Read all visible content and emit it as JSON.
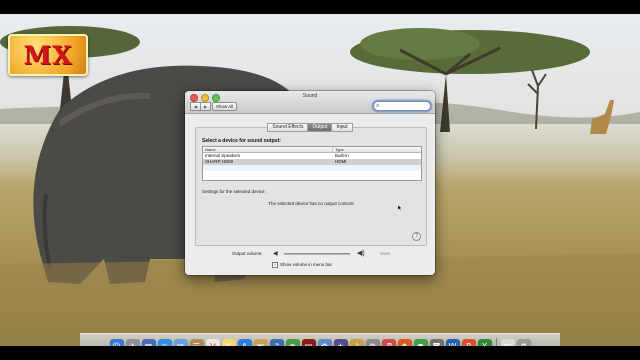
{
  "watermark": {
    "text": "MX"
  },
  "window": {
    "title": "Sound",
    "toolbar": {
      "back_glyph": "◀",
      "forward_glyph": "▶",
      "show_all_label": "Show All",
      "search_value": "",
      "search_icon": "search-icon"
    },
    "tabs": [
      {
        "label": "Sound Effects",
        "active": false
      },
      {
        "label": "Output",
        "active": true
      },
      {
        "label": "Input",
        "active": false
      }
    ],
    "output": {
      "heading": "Select a device for sound output:",
      "columns": [
        "Name",
        "Type"
      ],
      "devices": [
        {
          "name": "Internal Speakers",
          "type": "Built-in"
        },
        {
          "name": "SHARP HDMI",
          "type": "HDMI"
        }
      ],
      "settings_label": "Settings for the selected device:",
      "no_controls_text": "The selected device has no output controls",
      "help_glyph": "?"
    },
    "volume": {
      "label": "Output volume:",
      "mute_label": "Mute",
      "level": 0
    },
    "menu_bar": {
      "checked": true,
      "label": "Show volume in menu bar"
    }
  },
  "dock": {
    "apps": [
      {
        "icon": "finder-icon",
        "glyph": "☺",
        "color": "#3a78d8"
      },
      {
        "icon": "launchpad-icon",
        "glyph": "✈",
        "color": "#8a8f98"
      },
      {
        "icon": "mission-control-icon",
        "glyph": "▦",
        "color": "#4b6bb5"
      },
      {
        "icon": "safari-icon",
        "glyph": "◎",
        "color": "#2f8fe0"
      },
      {
        "icon": "mail-icon",
        "glyph": "✉",
        "color": "#6aa0d9"
      },
      {
        "icon": "contacts-icon",
        "glyph": "☰",
        "color": "#b08a5a"
      },
      {
        "icon": "calendar-icon",
        "glyph": "24",
        "color": "#e8e8e8"
      },
      {
        "icon": "notes-icon",
        "glyph": "✎",
        "color": "#f1d873"
      },
      {
        "icon": "app-store-icon",
        "glyph": "A",
        "color": "#2f7ed8"
      },
      {
        "icon": "preview-icon",
        "glyph": "▣",
        "color": "#c5a05a"
      },
      {
        "icon": "itunes-icon",
        "glyph": "♫",
        "color": "#3a6fb0"
      },
      {
        "icon": "facetime-icon",
        "glyph": "◉",
        "color": "#4a9a4a"
      },
      {
        "icon": "photo-booth-icon",
        "glyph": "▤",
        "color": "#8b1c1c"
      },
      {
        "icon": "iphoto-icon",
        "glyph": "✿",
        "color": "#5e8cc8"
      },
      {
        "icon": "imovie-icon",
        "glyph": "★",
        "color": "#5b4a8c"
      },
      {
        "icon": "garageband-icon",
        "glyph": "♪",
        "color": "#c8a24a"
      },
      {
        "icon": "system-preferences-icon",
        "glyph": "⚙",
        "color": "#8a8a8a"
      },
      {
        "icon": "music-icon",
        "glyph": "♬",
        "color": "#d24a4a"
      },
      {
        "icon": "photo-icon",
        "glyph": "❖",
        "color": "#d85a2a"
      },
      {
        "icon": "chrome-icon",
        "glyph": "●",
        "color": "#3fa04a"
      },
      {
        "icon": "utility-icon",
        "glyph": "◙",
        "color": "#707070"
      },
      {
        "icon": "word-icon",
        "glyph": "W",
        "color": "#2b5fb4"
      },
      {
        "icon": "powerpoint-icon",
        "glyph": "P",
        "color": "#d2552b"
      },
      {
        "icon": "excel-icon",
        "glyph": "X",
        "color": "#2f8a3c"
      }
    ],
    "docs": [
      {
        "icon": "document-icon",
        "glyph": "▤",
        "color": "#d8d8d8"
      },
      {
        "icon": "trash-icon",
        "glyph": "♻",
        "color": "#9a9a9a"
      }
    ]
  }
}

Prompt. Pictures in the records above are not copied; print everything else exactly.

The solution.
Read all visible content and emit it as JSON.
{
  "watermark": {
    "text": "MX"
  },
  "window": {
    "title": "Sound",
    "toolbar": {
      "back_glyph": "◀",
      "forward_glyph": "▶",
      "show_all_label": "Show All",
      "search_value": "",
      "search_icon": "search-icon"
    },
    "tabs": [
      {
        "label": "Sound Effects",
        "active": false
      },
      {
        "label": "Output",
        "active": true
      },
      {
        "label": "Input",
        "active": false
      }
    ],
    "output": {
      "heading": "Select a device for sound output:",
      "columns": [
        "Name",
        "Type"
      ],
      "devices": [
        {
          "name": "Internal Speakers",
          "type": "Built-in"
        },
        {
          "name": "SHARP HDMI",
          "type": "HDMI"
        }
      ],
      "settings_label": "Settings for the selected device:",
      "no_controls_text": "The selected device has no output controls",
      "help_glyph": "?"
    },
    "volume": {
      "label": "Output volume:",
      "mute_label": "Mute",
      "level": 0
    },
    "menu_bar": {
      "checked": true,
      "label": "Show volume in menu bar"
    }
  },
  "dock": {
    "apps": [
      {
        "icon": "finder-icon",
        "glyph": "☺",
        "color": "#3a78d8"
      },
      {
        "icon": "launchpad-icon",
        "glyph": "✈",
        "color": "#8a8f98"
      },
      {
        "icon": "mission-control-icon",
        "glyph": "▦",
        "color": "#4b6bb5"
      },
      {
        "icon": "safari-icon",
        "glyph": "◎",
        "color": "#2f8fe0"
      },
      {
        "icon": "mail-icon",
        "glyph": "✉",
        "color": "#6aa0d9"
      },
      {
        "icon": "contacts-icon",
        "glyph": "☰",
        "color": "#b08a5a"
      },
      {
        "icon": "calendar-icon",
        "glyph": "24",
        "color": "#e8e8e8"
      },
      {
        "icon": "notes-icon",
        "glyph": "✎",
        "color": "#f1d873"
      },
      {
        "icon": "app-store-icon",
        "glyph": "A",
        "color": "#2f7ed8"
      },
      {
        "icon": "preview-icon",
        "glyph": "▣",
        "color": "#c5a05a"
      },
      {
        "icon": "itunes-icon",
        "glyph": "♫",
        "color": "#3a6fb0"
      },
      {
        "icon": "facetime-icon",
        "glyph": "◉",
        "color": "#4a9a4a"
      },
      {
        "icon": "photo-booth-icon",
        "glyph": "▤",
        "color": "#8b1c1c"
      },
      {
        "icon": "iphoto-icon",
        "glyph": "✿",
        "color": "#5e8cc8"
      },
      {
        "icon": "imovie-icon",
        "glyph": "★",
        "color": "#5b4a8c"
      },
      {
        "icon": "garageband-icon",
        "glyph": "♪",
        "color": "#c8a24a"
      },
      {
        "icon": "system-preferences-icon",
        "glyph": "⚙",
        "color": "#8a8a8a"
      },
      {
        "icon": "music-icon",
        "glyph": "♬",
        "color": "#d24a4a"
      },
      {
        "icon": "photo-icon",
        "glyph": "❖",
        "color": "#d85a2a"
      },
      {
        "icon": "chrome-icon",
        "glyph": "●",
        "color": "#3fa04a"
      },
      {
        "icon": "utility-icon",
        "glyph": "◙",
        "color": "#707070"
      },
      {
        "icon": "word-icon",
        "glyph": "W",
        "color": "#2b5fb4"
      },
      {
        "icon": "powerpoint-icon",
        "glyph": "P",
        "color": "#d2552b"
      },
      {
        "icon": "excel-icon",
        "glyph": "X",
        "color": "#2f8a3c"
      }
    ],
    "docs": [
      {
        "icon": "document-icon",
        "glyph": "▤",
        "color": "#d8d8d8"
      },
      {
        "icon": "trash-icon",
        "glyph": "♻",
        "color": "#9a9a9a"
      }
    ]
  }
}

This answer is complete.